▶ **Exercise prompt**
Rewrite the lines between the one holding "tree-item[interactable]: + Internet" and the one holding "my-computer-button[interactable]: 我的电脑: [215, 43, 288, 67]", inclusive, with "view-button" replaced by "toolbar-view-button" and everything else left unchanged.

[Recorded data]
○ ○ ○
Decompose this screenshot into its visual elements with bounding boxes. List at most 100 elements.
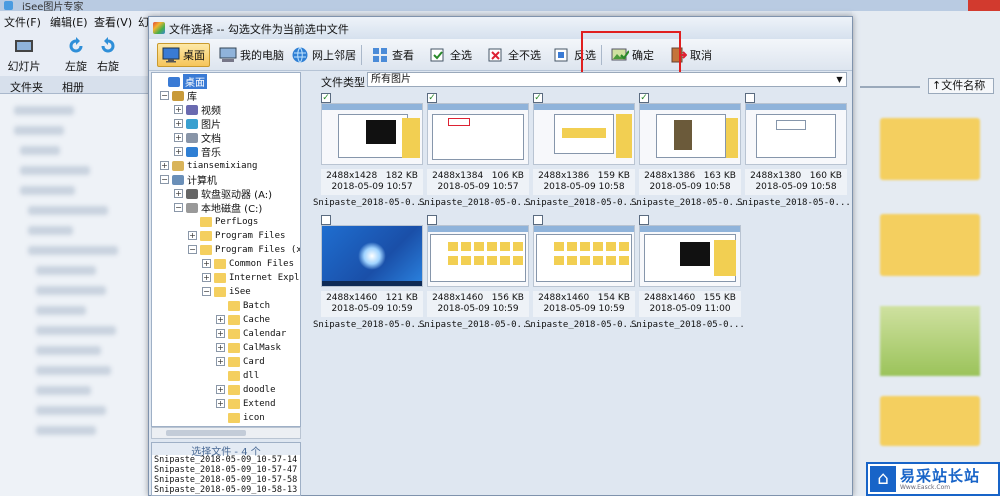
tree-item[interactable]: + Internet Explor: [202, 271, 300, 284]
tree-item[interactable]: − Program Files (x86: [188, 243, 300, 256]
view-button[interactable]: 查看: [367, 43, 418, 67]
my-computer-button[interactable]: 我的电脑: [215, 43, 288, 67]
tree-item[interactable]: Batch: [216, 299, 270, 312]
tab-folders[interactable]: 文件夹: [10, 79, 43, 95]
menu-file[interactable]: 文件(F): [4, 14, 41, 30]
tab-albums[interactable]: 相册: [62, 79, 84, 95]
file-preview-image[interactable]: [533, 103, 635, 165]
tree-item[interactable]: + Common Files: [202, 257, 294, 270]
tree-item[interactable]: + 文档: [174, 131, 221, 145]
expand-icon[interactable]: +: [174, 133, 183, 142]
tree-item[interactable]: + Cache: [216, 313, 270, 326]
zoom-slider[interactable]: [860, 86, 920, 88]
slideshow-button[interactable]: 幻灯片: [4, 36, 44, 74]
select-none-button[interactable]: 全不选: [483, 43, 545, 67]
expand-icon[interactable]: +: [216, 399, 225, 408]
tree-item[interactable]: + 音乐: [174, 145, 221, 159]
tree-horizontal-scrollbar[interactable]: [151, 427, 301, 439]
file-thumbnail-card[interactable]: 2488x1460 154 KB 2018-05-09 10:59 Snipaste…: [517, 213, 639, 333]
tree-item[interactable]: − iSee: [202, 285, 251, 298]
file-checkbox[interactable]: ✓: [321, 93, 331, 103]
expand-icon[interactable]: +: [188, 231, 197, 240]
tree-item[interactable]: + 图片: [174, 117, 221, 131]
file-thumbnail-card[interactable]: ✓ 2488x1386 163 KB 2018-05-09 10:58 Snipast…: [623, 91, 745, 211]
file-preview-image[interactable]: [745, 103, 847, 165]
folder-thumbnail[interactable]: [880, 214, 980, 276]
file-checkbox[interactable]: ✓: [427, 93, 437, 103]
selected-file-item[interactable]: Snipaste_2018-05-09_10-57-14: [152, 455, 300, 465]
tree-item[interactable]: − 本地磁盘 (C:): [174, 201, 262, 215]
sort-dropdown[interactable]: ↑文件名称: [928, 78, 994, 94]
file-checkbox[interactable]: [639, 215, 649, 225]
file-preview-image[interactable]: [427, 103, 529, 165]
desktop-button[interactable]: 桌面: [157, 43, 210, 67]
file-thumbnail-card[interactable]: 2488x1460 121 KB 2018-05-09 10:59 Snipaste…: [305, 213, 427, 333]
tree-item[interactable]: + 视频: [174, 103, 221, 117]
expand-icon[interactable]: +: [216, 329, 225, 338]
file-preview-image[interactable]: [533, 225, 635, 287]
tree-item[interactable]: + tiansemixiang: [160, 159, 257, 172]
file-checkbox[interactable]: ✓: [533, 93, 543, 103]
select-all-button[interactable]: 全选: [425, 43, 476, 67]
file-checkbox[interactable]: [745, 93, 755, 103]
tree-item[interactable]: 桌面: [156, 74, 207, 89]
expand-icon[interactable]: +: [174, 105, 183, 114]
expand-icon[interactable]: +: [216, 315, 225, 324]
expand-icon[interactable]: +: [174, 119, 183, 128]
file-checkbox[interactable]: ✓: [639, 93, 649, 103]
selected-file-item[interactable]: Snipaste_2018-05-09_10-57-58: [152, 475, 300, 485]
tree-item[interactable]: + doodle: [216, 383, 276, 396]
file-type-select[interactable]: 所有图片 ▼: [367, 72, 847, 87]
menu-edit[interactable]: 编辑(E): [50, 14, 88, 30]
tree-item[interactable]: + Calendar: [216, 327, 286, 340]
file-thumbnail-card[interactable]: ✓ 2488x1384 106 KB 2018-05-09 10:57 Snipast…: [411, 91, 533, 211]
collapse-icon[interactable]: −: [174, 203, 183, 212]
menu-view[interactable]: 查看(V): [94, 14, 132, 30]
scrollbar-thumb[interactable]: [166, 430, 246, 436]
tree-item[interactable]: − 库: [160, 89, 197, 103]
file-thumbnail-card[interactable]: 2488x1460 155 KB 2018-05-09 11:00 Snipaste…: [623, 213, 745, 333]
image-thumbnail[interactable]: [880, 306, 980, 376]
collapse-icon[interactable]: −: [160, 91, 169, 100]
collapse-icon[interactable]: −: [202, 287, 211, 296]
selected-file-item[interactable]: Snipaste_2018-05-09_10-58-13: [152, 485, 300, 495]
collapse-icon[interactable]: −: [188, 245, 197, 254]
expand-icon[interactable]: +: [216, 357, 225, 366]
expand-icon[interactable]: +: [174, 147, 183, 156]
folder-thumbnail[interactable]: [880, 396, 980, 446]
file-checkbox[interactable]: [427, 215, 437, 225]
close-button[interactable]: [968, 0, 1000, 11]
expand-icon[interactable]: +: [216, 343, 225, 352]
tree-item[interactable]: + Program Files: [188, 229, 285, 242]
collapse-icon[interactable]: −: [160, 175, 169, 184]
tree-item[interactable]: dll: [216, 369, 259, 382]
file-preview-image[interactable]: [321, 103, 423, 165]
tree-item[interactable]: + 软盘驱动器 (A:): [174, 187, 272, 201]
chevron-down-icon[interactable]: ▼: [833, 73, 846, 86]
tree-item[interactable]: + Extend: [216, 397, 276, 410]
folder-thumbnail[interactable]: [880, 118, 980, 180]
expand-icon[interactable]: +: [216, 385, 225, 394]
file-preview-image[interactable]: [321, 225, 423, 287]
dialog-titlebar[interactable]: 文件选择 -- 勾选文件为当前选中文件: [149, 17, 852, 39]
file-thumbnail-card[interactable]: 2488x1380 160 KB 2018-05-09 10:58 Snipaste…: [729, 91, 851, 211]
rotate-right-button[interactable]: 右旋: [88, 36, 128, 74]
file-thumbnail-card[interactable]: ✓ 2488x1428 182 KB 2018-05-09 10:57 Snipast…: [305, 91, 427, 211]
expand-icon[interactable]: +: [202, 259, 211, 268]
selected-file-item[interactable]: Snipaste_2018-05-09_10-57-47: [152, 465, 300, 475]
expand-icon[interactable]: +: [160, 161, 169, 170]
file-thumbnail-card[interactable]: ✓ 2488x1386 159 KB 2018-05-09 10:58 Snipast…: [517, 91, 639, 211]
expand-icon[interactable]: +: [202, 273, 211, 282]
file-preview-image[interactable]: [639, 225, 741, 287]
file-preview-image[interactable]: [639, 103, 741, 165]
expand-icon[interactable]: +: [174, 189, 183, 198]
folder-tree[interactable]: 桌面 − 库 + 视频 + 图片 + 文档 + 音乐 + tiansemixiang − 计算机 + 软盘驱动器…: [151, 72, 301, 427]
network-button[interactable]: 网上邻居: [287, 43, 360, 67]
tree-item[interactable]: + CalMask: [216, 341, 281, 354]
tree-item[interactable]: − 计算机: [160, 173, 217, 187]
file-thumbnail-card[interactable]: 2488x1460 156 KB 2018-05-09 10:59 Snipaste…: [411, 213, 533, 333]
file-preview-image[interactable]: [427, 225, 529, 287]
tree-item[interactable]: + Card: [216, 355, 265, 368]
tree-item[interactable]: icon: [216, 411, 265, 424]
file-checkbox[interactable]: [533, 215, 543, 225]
○ ○ ○
▶ **Result below**
tree-item[interactable]: + Internet Explor: [202, 271, 300, 284]
tree-item[interactable]: − Program Files (x86: [188, 243, 300, 256]
toolbar-view-button[interactable]: 查看: [367, 43, 418, 67]
my-computer-button[interactable]: 我的电脑: [215, 43, 288, 67]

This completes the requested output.